THE TASK
Copy only what runs from the line containing "Transcribe the text in this document." to the last line, both included, keeping it exact and omitting pictures.

MATERIAL SHOWN
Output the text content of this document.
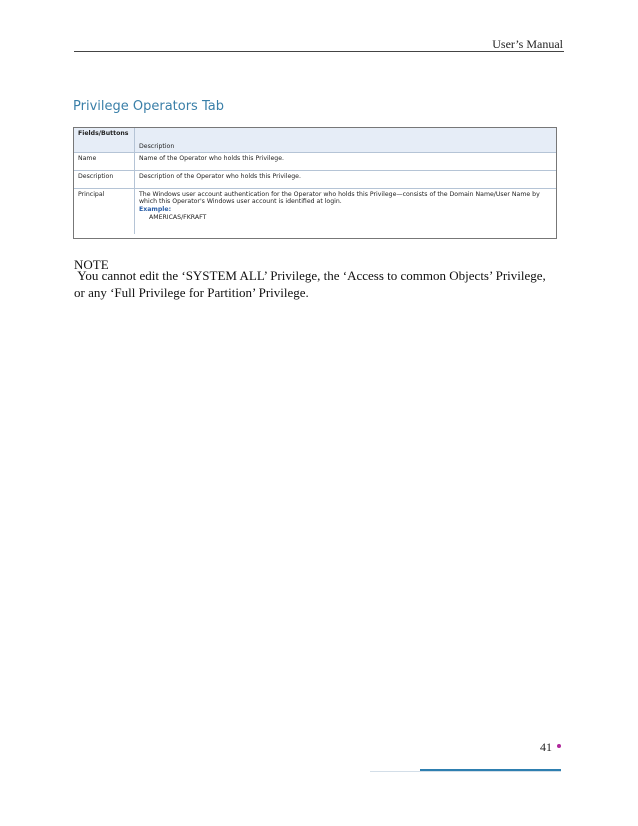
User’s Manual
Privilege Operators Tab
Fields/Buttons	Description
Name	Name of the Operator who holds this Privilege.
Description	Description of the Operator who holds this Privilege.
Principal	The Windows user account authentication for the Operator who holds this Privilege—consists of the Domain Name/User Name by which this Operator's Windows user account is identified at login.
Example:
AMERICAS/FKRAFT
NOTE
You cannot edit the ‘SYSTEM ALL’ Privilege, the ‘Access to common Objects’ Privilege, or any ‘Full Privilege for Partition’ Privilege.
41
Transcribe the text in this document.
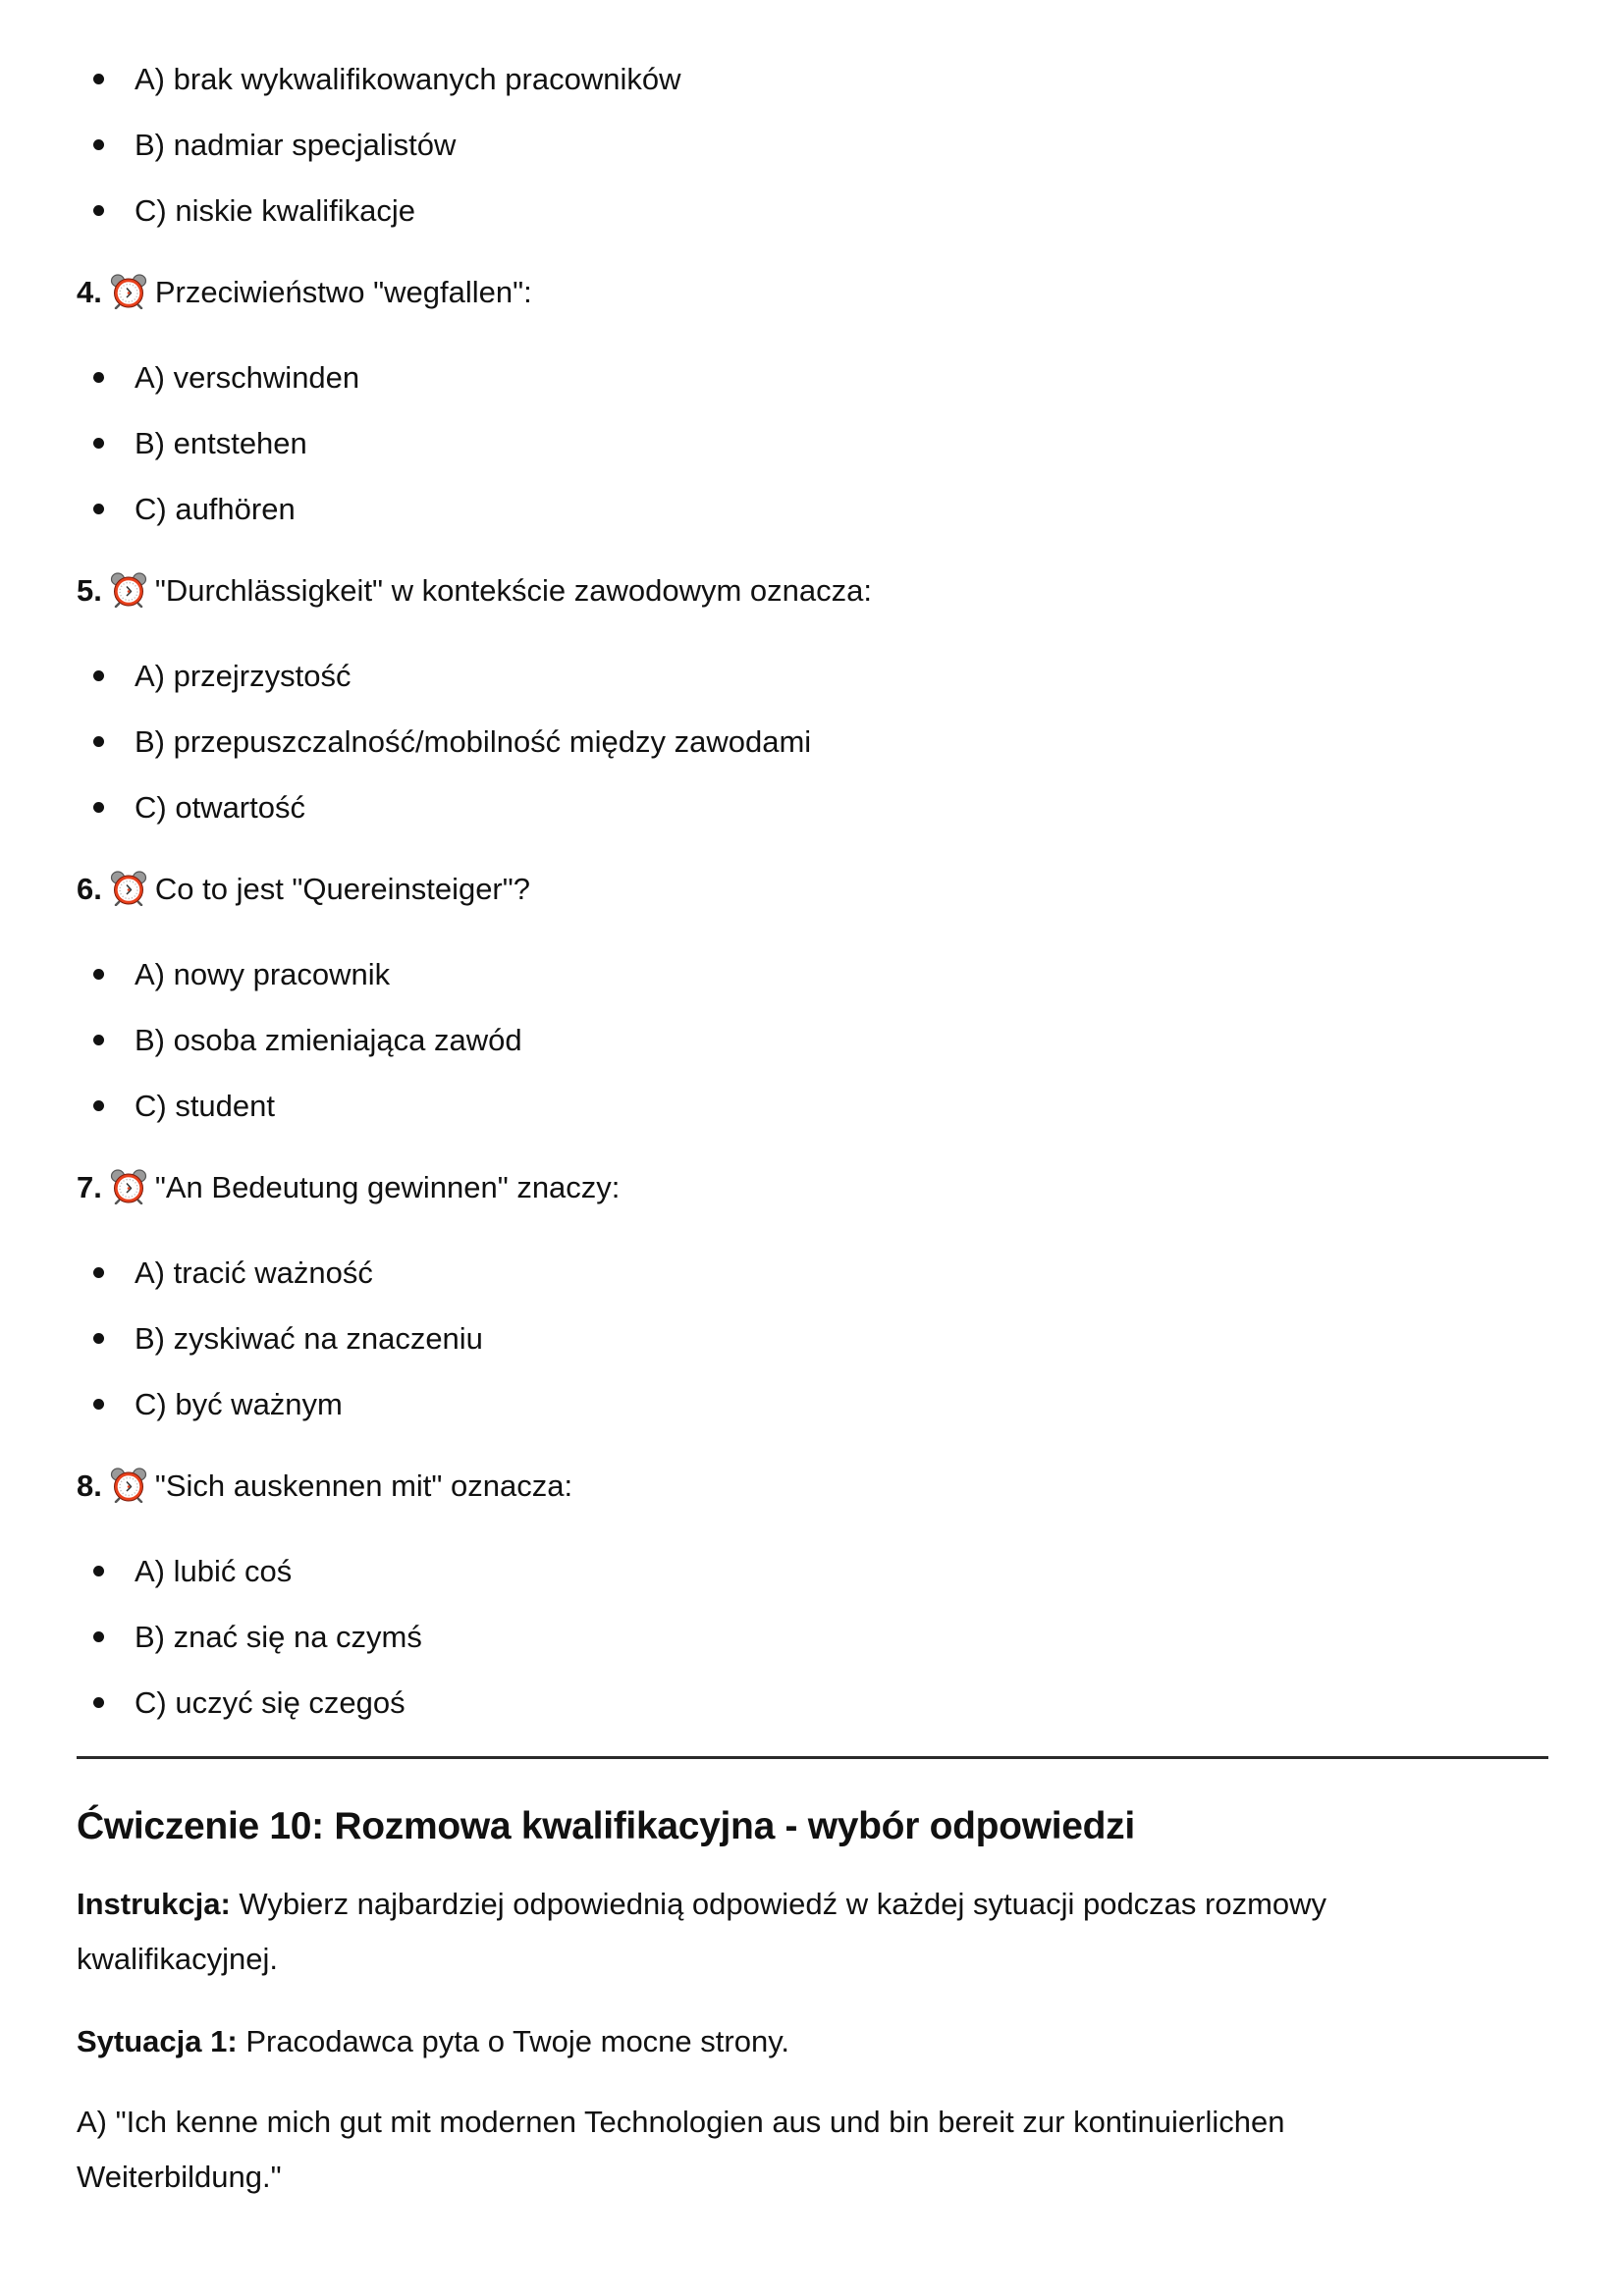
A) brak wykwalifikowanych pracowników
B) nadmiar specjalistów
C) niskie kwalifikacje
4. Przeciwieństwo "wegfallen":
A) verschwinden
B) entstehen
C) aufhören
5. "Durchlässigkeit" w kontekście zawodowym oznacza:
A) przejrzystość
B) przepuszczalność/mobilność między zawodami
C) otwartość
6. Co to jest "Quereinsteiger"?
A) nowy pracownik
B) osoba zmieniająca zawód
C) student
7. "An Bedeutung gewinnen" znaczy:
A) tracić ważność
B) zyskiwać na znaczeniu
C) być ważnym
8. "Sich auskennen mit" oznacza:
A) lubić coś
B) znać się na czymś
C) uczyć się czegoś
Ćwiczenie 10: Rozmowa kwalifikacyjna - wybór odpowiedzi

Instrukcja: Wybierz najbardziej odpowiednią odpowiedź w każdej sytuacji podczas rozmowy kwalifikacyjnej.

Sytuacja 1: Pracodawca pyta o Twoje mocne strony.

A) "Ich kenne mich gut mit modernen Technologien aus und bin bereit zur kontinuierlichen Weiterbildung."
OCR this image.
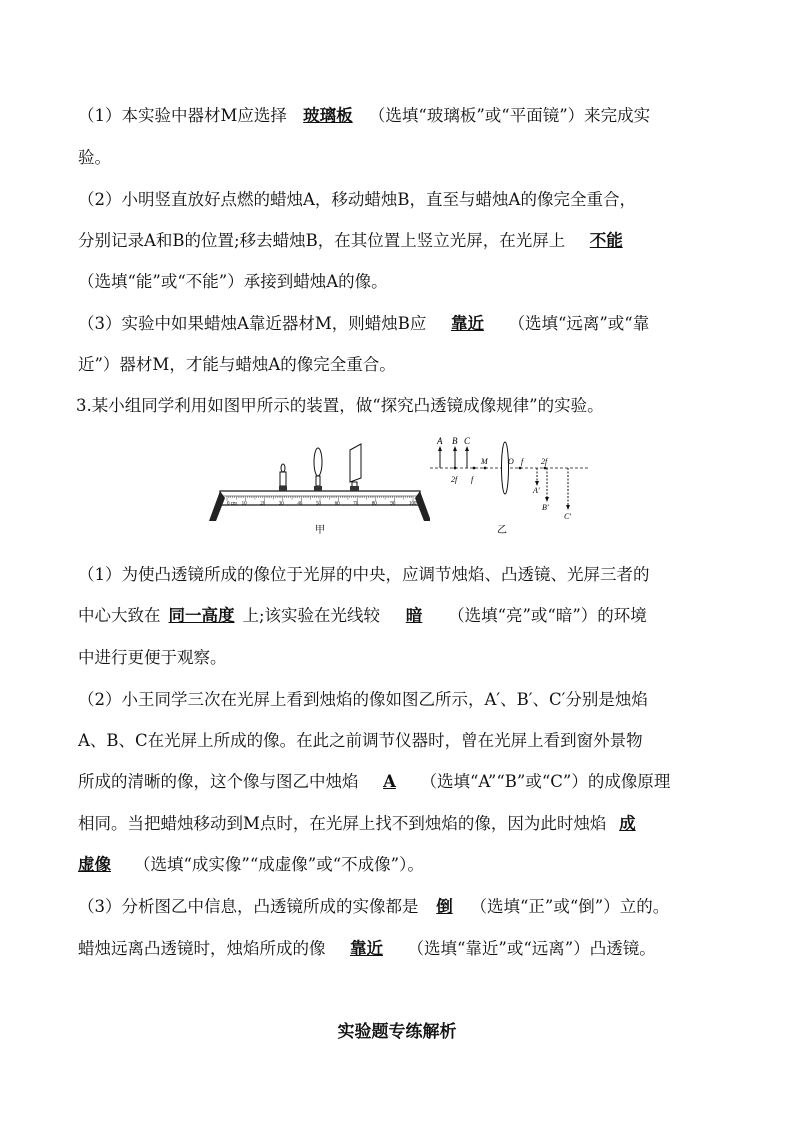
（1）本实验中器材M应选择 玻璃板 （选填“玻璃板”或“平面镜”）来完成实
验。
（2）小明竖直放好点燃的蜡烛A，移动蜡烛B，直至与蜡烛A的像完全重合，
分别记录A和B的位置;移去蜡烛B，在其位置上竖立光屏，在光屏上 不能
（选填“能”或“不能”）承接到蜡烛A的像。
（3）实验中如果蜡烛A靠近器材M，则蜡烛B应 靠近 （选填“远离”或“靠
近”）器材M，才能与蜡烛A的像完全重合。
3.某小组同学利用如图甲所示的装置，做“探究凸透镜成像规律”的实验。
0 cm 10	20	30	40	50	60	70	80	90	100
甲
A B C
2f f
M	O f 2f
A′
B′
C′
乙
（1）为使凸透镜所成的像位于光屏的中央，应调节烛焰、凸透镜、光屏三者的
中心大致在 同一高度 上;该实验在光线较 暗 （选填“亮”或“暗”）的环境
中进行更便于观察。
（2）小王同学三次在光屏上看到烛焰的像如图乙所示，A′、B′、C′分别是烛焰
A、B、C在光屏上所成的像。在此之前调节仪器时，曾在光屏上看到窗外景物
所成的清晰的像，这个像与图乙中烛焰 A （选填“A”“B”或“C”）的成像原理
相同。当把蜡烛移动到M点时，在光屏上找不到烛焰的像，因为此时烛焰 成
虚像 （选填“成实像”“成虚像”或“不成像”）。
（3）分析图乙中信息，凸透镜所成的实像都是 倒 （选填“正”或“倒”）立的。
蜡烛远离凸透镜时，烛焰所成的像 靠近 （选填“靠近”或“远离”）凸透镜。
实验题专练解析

ANSWER TO THIS EXERCISE
Transcribe the text in this document.
A) brak wykwalifikowanych pracowników
B) nadmiar specjalistów
C) niskie kwalifikacje
4. Przeciwieństwo "wegfallen":
A) verschwinden
B) entstehen
C) aufhören
5. "Durchlässigkeit" w kontekście zawodowym oznacza:
A) przejrzystość
B) przepuszczalność/mobilność między zawodami
C) otwartość
6. Co to jest "Quereinsteiger"?
A) nowy pracownik
B) osoba zmieniająca zawód
C) student
7. "An Bedeutung gewinnen" znaczy:
A) tracić ważność
B) zyskiwać na znaczeniu
C) być ważnym
8. "Sich auskennen mit" oznacza:
A) lubić coś
B) znać się na czymś
C) uczyć się czegoś
Ćwiczenie 10: Rozmowa kwalifikacyjna - wybór odpowiedzi

Instrukcja: Wybierz najbardziej odpowiednią odpowiedź w każdej sytuacji podczas rozmowy kwalifikacyjnej.

Sytuacja 1: Pracodawca pyta o Twoje mocne strony.

A) "Ich kenne mich gut mit modernen Technologien aus und bin bereit zur kontinuierlichen Weiterbildung."
OCR this image.
（1）本实验中器材M应选择 玻璃板 （选填“玻璃板”或“平面镜”）来完成实
验。
（2）小明竖直放好点燃的蜡烛A，移动蜡烛B，直至与蜡烛A的像完全重合，
分别记录A和B的位置;移去蜡烛B，在其位置上竖立光屏，在光屏上 不能
（选填“能”或“不能”）承接到蜡烛A的像。
（3）实验中如果蜡烛A靠近器材M，则蜡烛B应 靠近 （选填“远离”或“靠
近”）器材M，才能与蜡烛A的像完全重合。
3.某小组同学利用如图甲所示的装置，做“探究凸透镜成像规律”的实验。
0 cm 10	20	30	40	50	60	70	80	90	100
甲
A B C
2f f
M	O f 2f
A′
B′
C′
乙
（1）为使凸透镜所成的像位于光屏的中央，应调节烛焰、凸透镜、光屏三者的
中心大致在 同一高度 上;该实验在光线较 暗 （选填“亮”或“暗”）的环境
中进行更便于观察。
（2）小王同学三次在光屏上看到烛焰的像如图乙所示，A′、B′、C′分别是烛焰
A、B、C在光屏上所成的像。在此之前调节仪器时，曾在光屏上看到窗外景物
所成的清晰的像，这个像与图乙中烛焰 A （选填“A”“B”或“C”）的成像原理
相同。当把蜡烛移动到M点时，在光屏上找不到烛焰的像，因为此时烛焰 成
虚像 （选填“成实像”“成虚像”或“不成像”）。
（3）分析图乙中信息，凸透镜所成的实像都是 倒 （选填“正”或“倒”）立的。
蜡烛远离凸透镜时，烛焰所成的像 靠近 （选填“靠近”或“远离”）凸透镜。
实验题专练解析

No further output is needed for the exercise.